## Begin PROVIDED INFORMATION

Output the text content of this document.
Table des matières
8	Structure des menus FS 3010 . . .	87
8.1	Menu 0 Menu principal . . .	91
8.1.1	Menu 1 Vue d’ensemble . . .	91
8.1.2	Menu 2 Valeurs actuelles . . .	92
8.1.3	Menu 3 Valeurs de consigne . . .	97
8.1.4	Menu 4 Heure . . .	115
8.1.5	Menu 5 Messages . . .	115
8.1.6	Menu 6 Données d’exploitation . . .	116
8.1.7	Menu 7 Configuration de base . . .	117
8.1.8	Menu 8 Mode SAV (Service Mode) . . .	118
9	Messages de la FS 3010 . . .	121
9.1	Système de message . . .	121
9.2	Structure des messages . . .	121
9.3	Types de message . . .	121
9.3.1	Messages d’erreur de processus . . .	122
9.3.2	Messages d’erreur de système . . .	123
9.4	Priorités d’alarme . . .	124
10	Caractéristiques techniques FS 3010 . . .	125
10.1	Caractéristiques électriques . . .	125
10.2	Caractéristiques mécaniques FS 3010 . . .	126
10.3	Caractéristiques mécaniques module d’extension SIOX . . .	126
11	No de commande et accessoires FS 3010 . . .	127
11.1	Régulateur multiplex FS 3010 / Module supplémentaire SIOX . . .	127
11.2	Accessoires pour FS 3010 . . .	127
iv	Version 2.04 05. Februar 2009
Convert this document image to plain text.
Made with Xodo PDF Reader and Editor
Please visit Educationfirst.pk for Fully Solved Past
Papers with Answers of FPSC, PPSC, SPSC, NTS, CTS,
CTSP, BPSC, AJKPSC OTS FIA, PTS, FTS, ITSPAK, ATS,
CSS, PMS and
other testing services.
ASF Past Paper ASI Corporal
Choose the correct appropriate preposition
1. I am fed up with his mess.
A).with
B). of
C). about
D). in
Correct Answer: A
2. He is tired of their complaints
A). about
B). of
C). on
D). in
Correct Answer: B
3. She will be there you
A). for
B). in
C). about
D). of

## End PROVIDED INFORMATION

All of the entries need to be reproduced exactly; please write them out.

Output the text content of this document.
Table des matières
8	Structure des menus FS 3010 . . .	87
8.1	Menu 0 Menu principal . . .	91
8.1.1	Menu 1 Vue d’ensemble . . .	91
8.1.2	Menu 2 Valeurs actuelles . . .	92
8.1.3	Menu 3 Valeurs de consigne . . .	97
8.1.4	Menu 4 Heure . . .	115
8.1.5	Menu 5 Messages . . .	115
8.1.6	Menu 6 Données d’exploitation . . .	116
8.1.7	Menu 7 Configuration de base . . .	117
8.1.8	Menu 8 Mode SAV (Service Mode) . . .	118
9	Messages de la FS 3010 . . .	121
9.1	Système de message . . .	121
9.2	Structure des messages . . .	121
9.3	Types de message . . .	121
9.3.1	Messages d’erreur de processus . . .	122
9.3.2	Messages d’erreur de système . . .	123
9.4	Priorités d’alarme . . .	124
10	Caractéristiques techniques FS 3010 . . .	125
10.1	Caractéristiques électriques . . .	125
10.2	Caractéristiques mécaniques FS 3010 . . .	126
10.3	Caractéristiques mécaniques module d’extension SIOX . . .	126
11	No de commande et accessoires FS 3010 . . .	127
11.1	Régulateur multiplex FS 3010 / Module supplémentaire SIOX . . .	127
11.2	Accessoires pour FS 3010 . . .	127
iv	Version 2.04 05. Februar 2009
Convert this document image to plain text.
Made with Xodo PDF Reader and Editor
Please visit Educationfirst.pk for Fully Solved Past
Papers with Answers of FPSC, PPSC, SPSC, NTS, CTS,
CTSP, BPSC, AJKPSC OTS FIA, PTS, FTS, ITSPAK, ATS,
CSS, PMS and
other testing services.
ASF Past Paper ASI Corporal
Choose the correct appropriate preposition
1. I am fed up with his mess.
A).with
B). of
C). about
D). in
Correct Answer: A
2. He is tired of their complaints
A). about
B). of
C). on
D). in
Correct Answer: B
3. She will be there you
A). for
B). in
C). about
D). of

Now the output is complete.